■ Goal: Scan the entries below and extract each line with the word "cents" in it.

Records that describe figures
------------------------------------
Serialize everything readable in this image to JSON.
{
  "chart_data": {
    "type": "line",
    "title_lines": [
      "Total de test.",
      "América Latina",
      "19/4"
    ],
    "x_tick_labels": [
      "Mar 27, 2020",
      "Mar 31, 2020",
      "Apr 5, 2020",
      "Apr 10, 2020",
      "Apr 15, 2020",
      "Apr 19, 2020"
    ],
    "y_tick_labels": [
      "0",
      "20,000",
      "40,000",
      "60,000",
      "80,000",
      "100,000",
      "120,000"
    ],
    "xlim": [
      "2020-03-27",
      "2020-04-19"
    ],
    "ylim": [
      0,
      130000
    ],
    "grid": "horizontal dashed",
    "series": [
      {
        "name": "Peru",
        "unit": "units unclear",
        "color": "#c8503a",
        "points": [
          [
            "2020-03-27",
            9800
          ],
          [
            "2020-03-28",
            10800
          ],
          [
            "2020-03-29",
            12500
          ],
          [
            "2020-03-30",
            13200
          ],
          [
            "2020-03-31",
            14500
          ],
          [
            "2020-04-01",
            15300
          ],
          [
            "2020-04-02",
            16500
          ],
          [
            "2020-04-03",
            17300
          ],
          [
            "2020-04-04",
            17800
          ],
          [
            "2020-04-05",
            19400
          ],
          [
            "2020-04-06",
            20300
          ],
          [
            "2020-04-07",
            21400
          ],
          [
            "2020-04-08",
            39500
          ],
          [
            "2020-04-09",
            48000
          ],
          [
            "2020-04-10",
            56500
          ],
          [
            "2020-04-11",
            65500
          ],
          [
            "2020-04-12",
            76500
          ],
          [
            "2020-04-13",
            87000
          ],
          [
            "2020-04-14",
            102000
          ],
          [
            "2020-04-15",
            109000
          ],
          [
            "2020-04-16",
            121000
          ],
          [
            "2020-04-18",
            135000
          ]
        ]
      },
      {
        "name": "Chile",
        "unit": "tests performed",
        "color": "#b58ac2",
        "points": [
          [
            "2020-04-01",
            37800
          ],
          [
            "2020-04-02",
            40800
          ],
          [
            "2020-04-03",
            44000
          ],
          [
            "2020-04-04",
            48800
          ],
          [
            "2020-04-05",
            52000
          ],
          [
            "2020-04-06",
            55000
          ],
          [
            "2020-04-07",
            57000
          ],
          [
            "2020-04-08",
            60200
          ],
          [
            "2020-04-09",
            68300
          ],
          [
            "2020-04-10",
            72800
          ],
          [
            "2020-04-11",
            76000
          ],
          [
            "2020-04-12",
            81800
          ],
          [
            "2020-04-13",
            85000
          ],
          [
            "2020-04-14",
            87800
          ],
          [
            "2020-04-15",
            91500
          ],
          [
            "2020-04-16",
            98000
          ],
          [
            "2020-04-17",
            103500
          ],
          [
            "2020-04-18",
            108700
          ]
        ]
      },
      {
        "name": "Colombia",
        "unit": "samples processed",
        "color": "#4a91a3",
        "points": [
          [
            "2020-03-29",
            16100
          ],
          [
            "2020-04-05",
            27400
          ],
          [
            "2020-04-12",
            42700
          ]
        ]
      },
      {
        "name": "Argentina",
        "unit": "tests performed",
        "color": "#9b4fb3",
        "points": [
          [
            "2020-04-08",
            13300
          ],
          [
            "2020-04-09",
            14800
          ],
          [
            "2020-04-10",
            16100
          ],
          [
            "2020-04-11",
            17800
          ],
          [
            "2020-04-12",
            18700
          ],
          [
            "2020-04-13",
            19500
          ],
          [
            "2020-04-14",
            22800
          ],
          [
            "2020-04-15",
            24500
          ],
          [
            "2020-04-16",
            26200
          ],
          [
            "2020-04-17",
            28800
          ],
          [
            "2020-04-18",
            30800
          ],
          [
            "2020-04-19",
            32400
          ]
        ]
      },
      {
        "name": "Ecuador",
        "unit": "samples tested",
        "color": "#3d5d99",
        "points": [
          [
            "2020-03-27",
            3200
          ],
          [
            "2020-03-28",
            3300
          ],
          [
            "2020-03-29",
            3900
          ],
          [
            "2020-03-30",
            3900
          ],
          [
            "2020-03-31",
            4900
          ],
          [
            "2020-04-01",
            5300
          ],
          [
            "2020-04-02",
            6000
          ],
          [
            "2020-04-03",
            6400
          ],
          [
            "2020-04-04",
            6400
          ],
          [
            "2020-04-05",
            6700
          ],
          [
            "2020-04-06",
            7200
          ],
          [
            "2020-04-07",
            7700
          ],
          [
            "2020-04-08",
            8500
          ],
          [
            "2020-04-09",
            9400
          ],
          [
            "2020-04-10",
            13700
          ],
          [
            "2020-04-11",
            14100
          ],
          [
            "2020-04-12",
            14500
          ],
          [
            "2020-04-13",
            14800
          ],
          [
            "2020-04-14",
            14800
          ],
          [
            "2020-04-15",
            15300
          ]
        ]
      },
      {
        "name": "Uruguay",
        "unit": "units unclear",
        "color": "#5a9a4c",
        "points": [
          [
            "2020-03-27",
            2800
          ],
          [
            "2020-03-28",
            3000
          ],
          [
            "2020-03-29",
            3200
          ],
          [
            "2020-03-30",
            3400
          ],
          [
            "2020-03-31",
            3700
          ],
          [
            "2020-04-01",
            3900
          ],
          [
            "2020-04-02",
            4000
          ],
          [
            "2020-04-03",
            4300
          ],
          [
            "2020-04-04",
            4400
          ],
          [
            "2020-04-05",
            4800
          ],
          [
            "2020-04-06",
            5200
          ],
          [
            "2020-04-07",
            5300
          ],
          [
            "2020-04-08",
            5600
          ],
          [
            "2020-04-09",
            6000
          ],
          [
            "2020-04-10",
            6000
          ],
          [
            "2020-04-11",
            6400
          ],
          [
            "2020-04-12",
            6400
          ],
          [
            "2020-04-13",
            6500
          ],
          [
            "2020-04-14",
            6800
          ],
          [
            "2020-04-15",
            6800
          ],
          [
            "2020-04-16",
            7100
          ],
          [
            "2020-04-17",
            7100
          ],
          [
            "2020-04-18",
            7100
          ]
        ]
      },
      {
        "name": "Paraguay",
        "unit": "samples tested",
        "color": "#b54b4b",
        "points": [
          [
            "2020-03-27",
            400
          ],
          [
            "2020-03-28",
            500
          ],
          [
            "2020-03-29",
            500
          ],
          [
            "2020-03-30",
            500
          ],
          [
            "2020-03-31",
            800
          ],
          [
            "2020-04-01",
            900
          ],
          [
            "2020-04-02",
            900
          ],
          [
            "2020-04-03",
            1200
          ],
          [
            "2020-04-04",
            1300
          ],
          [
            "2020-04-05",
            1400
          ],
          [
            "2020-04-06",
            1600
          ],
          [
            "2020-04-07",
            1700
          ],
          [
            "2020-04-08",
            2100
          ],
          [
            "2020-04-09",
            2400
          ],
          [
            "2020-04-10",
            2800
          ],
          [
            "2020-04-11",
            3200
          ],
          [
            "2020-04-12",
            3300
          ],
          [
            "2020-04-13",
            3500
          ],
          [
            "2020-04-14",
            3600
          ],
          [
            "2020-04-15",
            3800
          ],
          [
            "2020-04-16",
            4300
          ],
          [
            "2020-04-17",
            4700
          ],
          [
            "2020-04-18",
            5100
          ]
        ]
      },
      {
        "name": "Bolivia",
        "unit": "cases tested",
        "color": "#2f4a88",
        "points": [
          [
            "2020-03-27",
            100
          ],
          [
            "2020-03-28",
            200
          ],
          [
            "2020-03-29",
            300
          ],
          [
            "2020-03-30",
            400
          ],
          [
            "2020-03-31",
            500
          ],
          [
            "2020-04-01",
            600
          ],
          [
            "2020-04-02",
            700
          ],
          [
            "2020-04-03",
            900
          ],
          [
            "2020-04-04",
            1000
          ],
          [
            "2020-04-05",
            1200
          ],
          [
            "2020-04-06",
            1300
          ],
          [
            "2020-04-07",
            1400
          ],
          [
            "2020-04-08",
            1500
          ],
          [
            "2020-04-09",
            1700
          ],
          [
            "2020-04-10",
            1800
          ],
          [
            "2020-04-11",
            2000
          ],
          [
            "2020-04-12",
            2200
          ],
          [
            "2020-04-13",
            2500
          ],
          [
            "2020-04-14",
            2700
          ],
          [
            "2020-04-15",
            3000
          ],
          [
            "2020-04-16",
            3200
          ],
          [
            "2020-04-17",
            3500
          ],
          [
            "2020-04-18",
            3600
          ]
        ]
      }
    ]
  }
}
------------------------------------
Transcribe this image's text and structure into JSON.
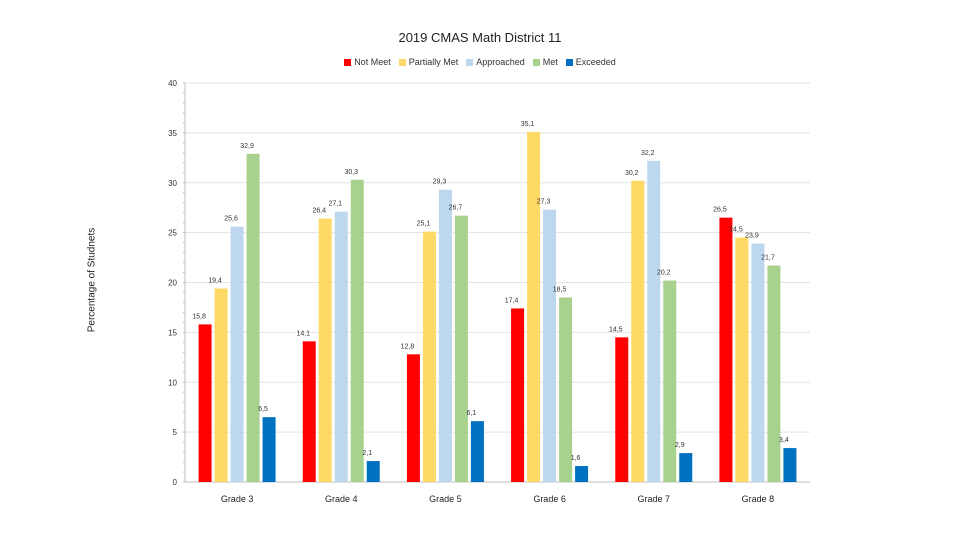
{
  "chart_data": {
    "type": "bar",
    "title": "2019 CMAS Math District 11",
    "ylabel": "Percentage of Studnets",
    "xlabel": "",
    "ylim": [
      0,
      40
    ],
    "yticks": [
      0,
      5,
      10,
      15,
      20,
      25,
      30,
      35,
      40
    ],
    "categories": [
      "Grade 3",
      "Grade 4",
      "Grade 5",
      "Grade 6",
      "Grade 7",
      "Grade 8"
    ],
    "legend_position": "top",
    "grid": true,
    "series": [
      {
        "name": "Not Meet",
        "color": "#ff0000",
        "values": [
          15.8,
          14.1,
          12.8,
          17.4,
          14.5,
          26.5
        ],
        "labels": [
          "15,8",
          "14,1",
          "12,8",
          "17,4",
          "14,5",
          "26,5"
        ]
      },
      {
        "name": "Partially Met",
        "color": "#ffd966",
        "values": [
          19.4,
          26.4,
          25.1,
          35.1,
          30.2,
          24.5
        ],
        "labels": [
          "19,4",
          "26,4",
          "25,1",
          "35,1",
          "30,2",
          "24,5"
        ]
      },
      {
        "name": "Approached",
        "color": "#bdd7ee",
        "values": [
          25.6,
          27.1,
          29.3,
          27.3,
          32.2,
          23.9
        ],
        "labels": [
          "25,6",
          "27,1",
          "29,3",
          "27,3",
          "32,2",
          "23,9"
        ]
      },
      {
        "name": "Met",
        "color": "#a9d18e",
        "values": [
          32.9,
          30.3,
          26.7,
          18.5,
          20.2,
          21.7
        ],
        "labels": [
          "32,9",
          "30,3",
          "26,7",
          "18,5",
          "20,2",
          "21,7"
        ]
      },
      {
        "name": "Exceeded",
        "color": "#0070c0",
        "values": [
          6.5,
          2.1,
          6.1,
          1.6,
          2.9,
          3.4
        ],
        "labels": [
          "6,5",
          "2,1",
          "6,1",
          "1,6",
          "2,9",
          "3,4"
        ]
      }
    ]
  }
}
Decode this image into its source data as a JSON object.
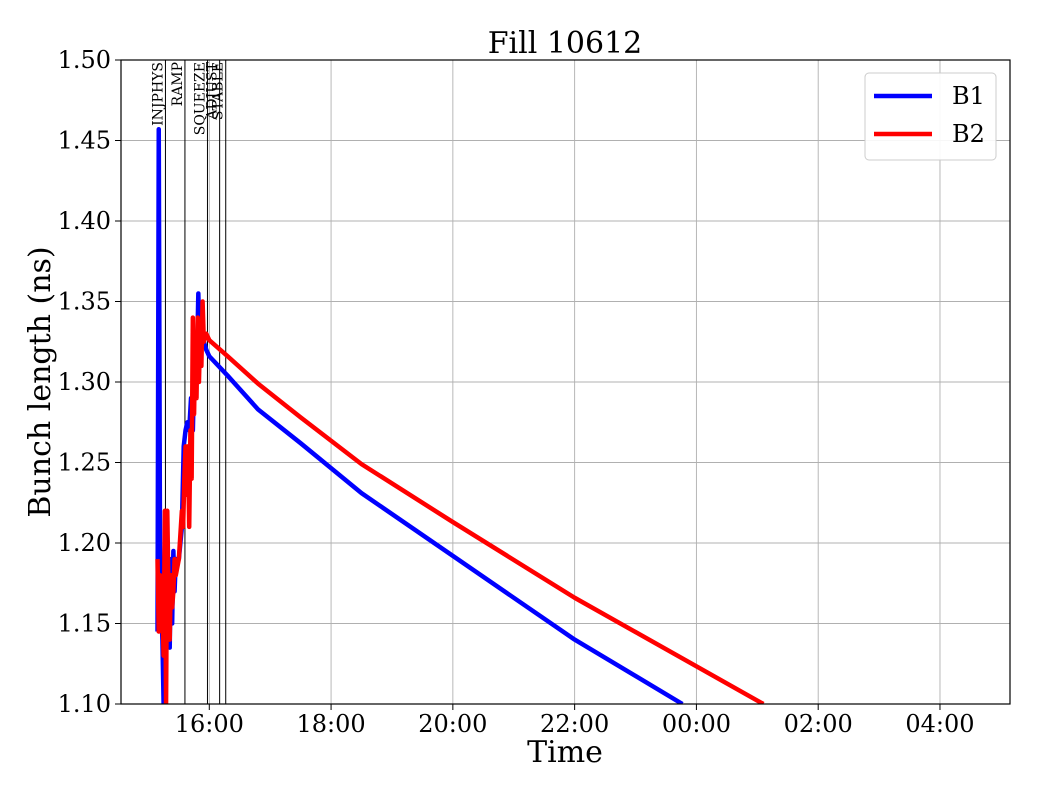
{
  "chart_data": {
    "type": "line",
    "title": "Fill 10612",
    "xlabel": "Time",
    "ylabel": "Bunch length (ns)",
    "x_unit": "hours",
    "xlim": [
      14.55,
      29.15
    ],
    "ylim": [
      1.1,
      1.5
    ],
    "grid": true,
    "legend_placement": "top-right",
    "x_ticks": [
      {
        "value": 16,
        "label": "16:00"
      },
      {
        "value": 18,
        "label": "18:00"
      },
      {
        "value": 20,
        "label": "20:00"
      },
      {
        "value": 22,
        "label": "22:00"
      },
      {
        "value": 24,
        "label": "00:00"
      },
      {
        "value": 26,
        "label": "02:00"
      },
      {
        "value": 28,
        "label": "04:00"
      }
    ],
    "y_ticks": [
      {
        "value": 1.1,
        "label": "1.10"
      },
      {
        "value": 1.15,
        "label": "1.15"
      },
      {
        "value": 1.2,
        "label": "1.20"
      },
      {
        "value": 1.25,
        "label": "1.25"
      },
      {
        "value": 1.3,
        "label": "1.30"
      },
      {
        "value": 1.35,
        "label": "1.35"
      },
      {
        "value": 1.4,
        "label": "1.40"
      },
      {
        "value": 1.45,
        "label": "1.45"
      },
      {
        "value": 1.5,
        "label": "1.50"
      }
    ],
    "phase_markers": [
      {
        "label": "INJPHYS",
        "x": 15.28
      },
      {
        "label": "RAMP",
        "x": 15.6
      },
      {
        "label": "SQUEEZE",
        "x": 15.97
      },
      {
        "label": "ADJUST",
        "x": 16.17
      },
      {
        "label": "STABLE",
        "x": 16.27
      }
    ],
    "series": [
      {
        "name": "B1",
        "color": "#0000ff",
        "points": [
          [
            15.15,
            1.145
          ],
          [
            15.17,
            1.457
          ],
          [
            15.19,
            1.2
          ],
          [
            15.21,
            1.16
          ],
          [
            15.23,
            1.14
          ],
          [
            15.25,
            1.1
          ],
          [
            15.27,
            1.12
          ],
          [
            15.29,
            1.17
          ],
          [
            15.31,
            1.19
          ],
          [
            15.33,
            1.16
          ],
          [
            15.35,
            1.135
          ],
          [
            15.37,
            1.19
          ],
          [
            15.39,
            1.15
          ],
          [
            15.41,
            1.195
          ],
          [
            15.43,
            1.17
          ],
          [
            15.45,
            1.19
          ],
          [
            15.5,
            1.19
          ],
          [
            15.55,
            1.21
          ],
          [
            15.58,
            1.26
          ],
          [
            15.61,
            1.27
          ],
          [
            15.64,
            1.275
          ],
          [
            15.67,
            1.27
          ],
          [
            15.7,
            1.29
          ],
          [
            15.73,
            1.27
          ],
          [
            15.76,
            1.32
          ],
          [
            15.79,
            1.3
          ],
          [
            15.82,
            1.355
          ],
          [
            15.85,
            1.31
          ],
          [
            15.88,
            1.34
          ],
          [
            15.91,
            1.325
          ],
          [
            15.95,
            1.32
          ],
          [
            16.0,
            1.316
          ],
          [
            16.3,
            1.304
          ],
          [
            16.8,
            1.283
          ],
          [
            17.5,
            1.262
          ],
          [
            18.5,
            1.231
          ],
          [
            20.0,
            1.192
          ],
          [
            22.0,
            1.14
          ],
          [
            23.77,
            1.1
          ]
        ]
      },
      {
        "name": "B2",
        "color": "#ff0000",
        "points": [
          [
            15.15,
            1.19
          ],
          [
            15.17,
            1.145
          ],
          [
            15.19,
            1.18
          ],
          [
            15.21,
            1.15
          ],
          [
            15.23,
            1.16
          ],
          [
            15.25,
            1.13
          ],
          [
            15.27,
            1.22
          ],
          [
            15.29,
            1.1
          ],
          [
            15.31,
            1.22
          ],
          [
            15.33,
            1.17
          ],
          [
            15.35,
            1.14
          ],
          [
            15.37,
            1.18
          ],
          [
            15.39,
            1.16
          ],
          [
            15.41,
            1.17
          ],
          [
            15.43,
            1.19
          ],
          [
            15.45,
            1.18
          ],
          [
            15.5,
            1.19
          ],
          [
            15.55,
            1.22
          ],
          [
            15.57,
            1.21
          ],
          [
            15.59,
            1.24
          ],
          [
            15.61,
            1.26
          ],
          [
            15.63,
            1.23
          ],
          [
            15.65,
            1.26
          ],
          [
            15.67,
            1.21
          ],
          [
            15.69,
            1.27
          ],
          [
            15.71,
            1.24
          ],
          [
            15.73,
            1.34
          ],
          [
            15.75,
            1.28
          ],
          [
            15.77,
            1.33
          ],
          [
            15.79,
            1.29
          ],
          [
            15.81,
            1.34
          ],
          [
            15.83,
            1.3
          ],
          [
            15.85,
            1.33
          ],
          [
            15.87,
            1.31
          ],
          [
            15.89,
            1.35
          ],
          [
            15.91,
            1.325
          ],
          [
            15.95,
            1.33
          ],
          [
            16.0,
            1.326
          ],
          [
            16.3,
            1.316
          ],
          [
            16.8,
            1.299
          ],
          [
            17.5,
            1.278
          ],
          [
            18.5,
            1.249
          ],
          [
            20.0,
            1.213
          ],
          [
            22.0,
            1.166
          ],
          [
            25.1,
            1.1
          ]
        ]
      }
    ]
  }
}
------------------------------------
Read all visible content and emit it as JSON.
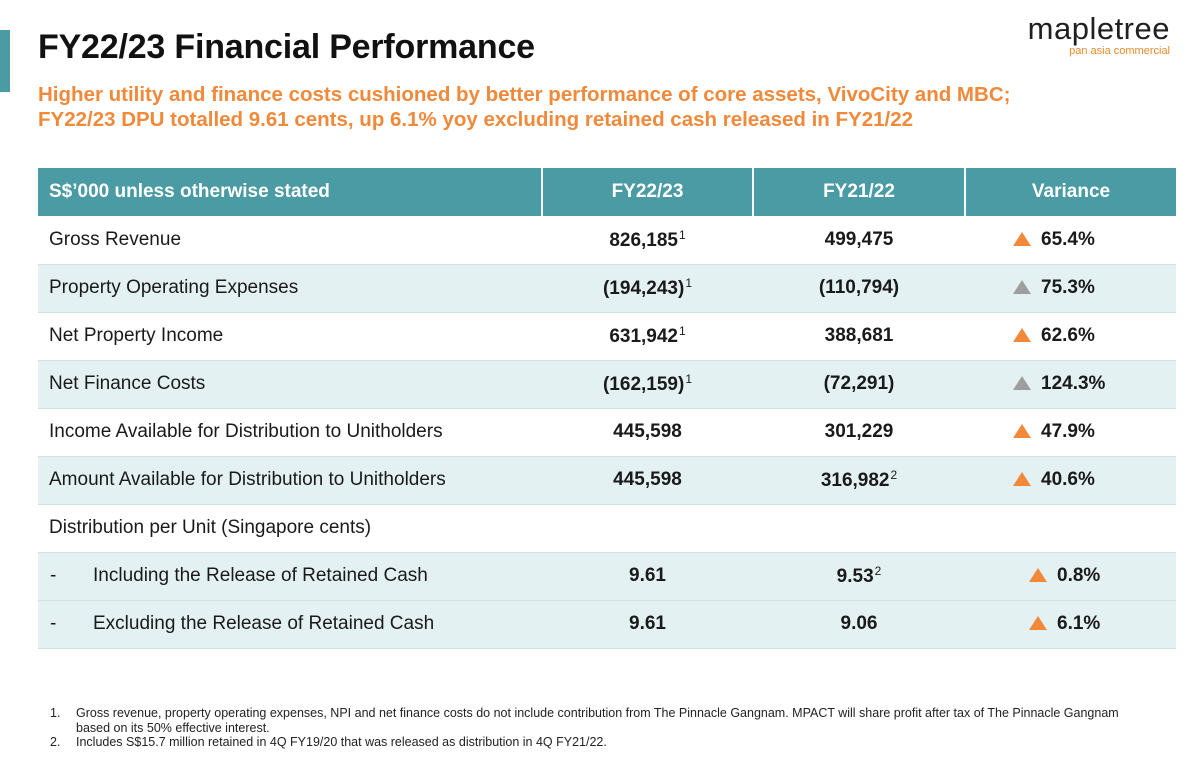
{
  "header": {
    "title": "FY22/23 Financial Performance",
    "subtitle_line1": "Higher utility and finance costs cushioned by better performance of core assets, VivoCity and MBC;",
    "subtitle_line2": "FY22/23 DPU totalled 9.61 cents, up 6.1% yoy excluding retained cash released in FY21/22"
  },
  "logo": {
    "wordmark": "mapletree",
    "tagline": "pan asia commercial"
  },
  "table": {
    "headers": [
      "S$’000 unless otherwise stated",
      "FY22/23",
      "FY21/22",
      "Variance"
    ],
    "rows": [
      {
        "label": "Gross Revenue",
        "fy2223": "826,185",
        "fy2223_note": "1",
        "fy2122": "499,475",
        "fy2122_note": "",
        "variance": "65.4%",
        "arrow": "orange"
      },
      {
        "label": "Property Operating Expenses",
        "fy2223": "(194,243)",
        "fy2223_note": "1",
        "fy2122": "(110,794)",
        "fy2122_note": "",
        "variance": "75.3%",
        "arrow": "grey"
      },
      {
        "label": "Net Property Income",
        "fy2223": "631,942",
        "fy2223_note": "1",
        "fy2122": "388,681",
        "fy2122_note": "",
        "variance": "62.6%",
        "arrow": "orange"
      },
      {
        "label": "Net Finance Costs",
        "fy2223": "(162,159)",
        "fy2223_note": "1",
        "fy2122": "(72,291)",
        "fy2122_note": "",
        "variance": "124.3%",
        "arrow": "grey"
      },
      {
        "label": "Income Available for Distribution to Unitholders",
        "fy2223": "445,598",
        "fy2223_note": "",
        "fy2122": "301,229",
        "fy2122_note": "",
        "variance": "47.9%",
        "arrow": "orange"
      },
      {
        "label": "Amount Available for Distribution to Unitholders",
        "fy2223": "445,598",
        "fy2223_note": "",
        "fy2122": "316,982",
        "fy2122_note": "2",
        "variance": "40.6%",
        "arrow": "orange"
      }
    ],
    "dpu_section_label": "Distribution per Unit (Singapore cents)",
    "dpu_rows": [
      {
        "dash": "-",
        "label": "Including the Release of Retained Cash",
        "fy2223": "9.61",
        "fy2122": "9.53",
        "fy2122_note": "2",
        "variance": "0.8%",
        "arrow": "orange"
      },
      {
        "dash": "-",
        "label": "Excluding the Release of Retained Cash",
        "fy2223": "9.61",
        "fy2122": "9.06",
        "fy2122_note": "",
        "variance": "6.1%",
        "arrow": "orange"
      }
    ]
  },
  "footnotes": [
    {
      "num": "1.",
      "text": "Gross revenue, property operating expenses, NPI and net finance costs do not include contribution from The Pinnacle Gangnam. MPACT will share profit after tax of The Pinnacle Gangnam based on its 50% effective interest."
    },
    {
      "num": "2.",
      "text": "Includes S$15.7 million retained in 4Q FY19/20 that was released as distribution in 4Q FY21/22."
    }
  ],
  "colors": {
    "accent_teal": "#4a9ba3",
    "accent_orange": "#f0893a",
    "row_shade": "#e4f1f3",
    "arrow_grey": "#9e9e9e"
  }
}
------------------------------------
■ Task output:
    "subtitle_line2": "FY22/23 DPU totalled 9.61 cents, up 6.1% yoy excluding retained cash released in FY21/22"
    "dpu_section_label": "Distribution per Unit (Singapore cents)",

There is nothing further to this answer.